Copy the data precisely, character for character, and leave out every picture.

[start Excerpted data]

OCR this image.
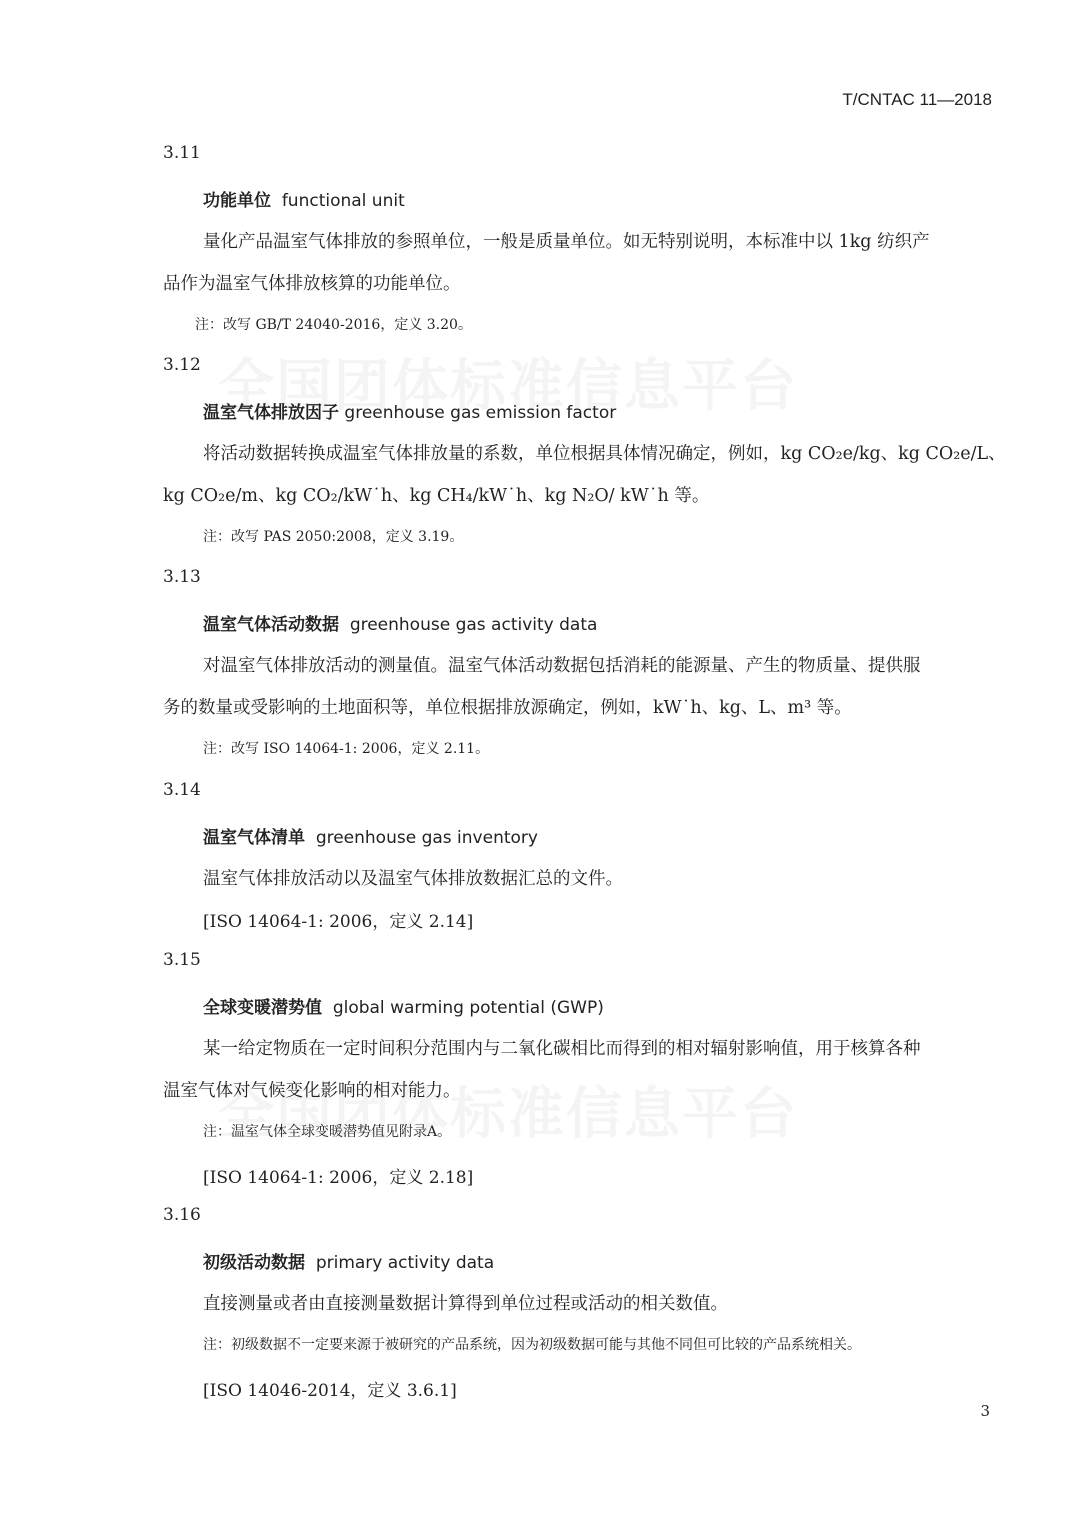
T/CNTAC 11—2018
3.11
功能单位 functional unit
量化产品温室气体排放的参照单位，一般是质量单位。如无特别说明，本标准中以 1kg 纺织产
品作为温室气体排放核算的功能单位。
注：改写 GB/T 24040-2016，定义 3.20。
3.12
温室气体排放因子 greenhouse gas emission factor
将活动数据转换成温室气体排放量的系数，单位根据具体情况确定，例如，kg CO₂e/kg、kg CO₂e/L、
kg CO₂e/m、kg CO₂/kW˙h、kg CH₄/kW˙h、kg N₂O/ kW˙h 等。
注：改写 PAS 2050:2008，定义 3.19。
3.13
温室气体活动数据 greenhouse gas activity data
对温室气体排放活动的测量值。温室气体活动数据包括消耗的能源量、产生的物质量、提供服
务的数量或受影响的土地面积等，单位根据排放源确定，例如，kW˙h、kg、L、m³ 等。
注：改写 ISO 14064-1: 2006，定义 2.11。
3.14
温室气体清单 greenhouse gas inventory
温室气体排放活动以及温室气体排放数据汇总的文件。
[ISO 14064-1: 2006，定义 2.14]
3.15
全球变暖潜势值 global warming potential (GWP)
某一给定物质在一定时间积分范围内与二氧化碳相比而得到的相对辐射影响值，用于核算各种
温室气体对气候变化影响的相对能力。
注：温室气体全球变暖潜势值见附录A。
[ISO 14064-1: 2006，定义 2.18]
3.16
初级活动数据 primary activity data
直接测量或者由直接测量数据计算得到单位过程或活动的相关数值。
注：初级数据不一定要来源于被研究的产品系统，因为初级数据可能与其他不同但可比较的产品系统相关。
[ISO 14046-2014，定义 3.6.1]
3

[end Excerpted data]

◆ Result ◆
OCR this image.
T/CNTAC 11—2018
3.11
功能单位 functional unit
量化产品温室气体排放的参照单位，一般是质量单位。如无特别说明，本标准中以 1kg 纺织产
品作为温室气体排放核算的功能单位。
注：改写 GB/T 24040-2016，定义 3.20。
3.12
温室气体排放因子 greenhouse gas emission factor
将活动数据转换成温室气体排放量的系数，单位根据具体情况确定，例如，kg CO₂e/kg、kg CO₂e/L、
kg CO₂e/m、kg CO₂/kW˙h、kg CH₄/kW˙h、kg N₂O/ kW˙h 等。
注：改写 PAS 2050:2008，定义 3.19。
3.13
温室气体活动数据 greenhouse gas activity data
对温室气体排放活动的测量值。温室气体活动数据包括消耗的能源量、产生的物质量、提供服
务的数量或受影响的土地面积等，单位根据排放源确定，例如，kW˙h、kg、L、m³ 等。
注：改写 ISO 14064-1: 2006，定义 2.11。
3.14
温室气体清单 greenhouse gas inventory
温室气体排放活动以及温室气体排放数据汇总的文件。
[ISO 14064-1: 2006，定义 2.14]
3.15
全球变暖潜势值 global warming potential (GWP)
某一给定物质在一定时间积分范围内与二氧化碳相比而得到的相对辐射影响值，用于核算各种
温室气体对气候变化影响的相对能力。
注：温室气体全球变暖潜势值见附录A。
[ISO 14064-1: 2006，定义 2.18]
3.16
初级活动数据 primary activity data
直接测量或者由直接测量数据计算得到单位过程或活动的相关数值。
注：初级数据不一定要来源于被研究的产品系统，因为初级数据可能与其他不同但可比较的产品系统相关。
[ISO 14046-2014，定义 3.6.1]
3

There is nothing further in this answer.